(Raw records)
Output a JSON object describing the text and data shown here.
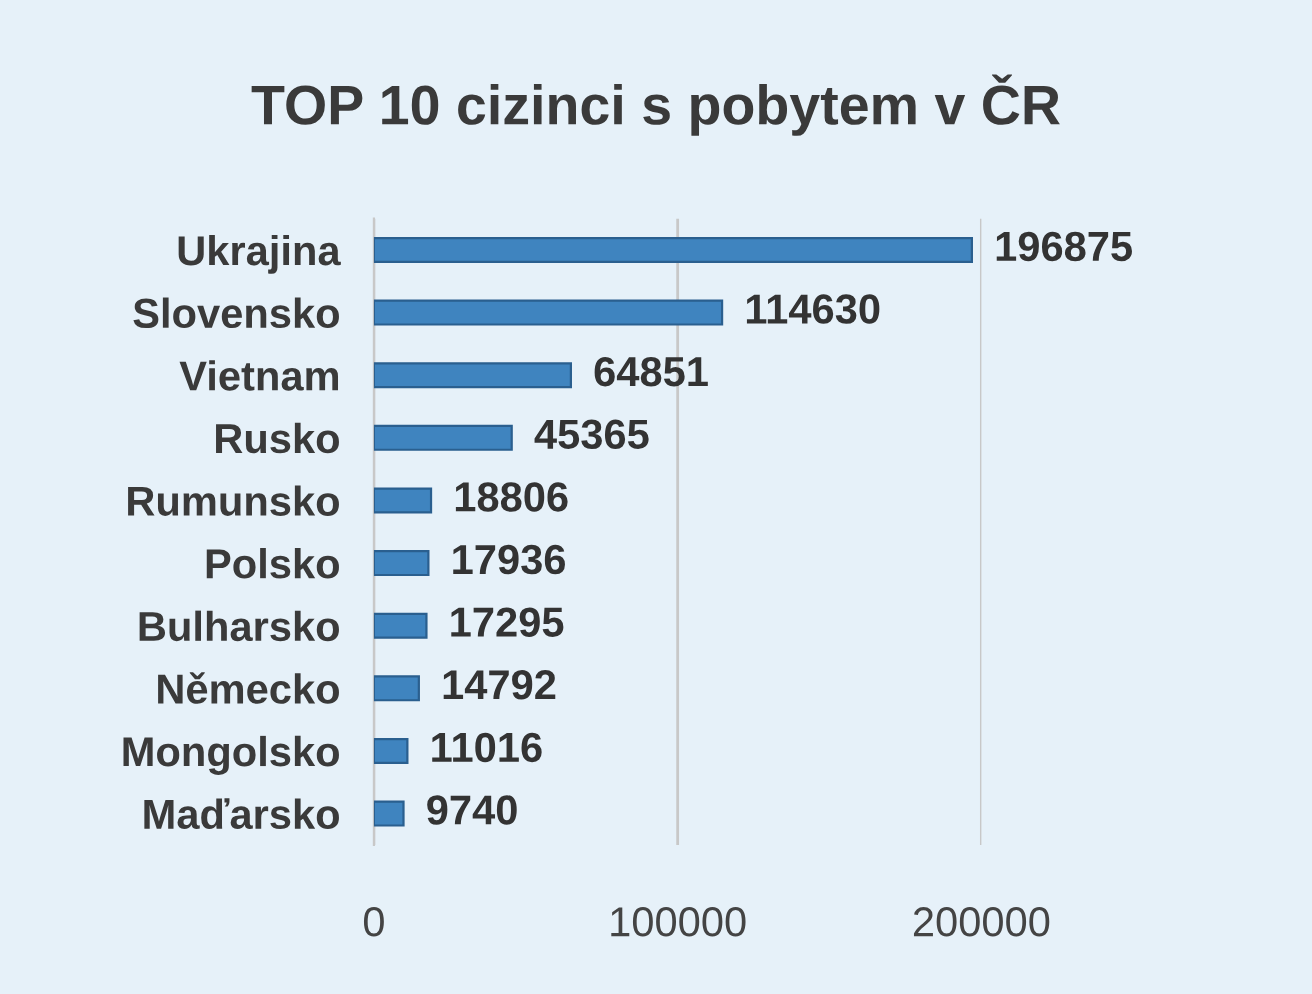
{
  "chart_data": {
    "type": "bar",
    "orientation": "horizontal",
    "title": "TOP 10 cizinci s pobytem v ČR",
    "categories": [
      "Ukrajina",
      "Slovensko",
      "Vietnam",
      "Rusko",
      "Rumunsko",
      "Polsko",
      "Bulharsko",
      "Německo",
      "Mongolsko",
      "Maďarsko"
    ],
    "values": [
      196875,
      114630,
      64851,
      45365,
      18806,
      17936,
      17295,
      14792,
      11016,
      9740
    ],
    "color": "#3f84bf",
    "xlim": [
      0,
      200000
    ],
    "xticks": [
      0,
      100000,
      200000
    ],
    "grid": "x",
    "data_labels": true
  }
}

- [Task description]: The records above must be printed exactly; the pictures stay out.

- [Answer for the task]:
Output a JSON object describing the text and data shown here.
{
  "chart_data": {
    "type": "bar",
    "orientation": "horizontal",
    "title": "TOP 10 cizinci s pobytem v ČR",
    "categories": [
      "Ukrajina",
      "Slovensko",
      "Vietnam",
      "Rusko",
      "Rumunsko",
      "Polsko",
      "Bulharsko",
      "Německo",
      "Mongolsko",
      "Maďarsko"
    ],
    "values": [
      196875,
      114630,
      64851,
      45365,
      18806,
      17936,
      17295,
      14792,
      11016,
      9740
    ],
    "color": "#3f84bf",
    "xlim": [
      0,
      200000
    ],
    "xticks": [
      0,
      100000,
      200000
    ],
    "grid": "x",
    "data_labels": true
  }
}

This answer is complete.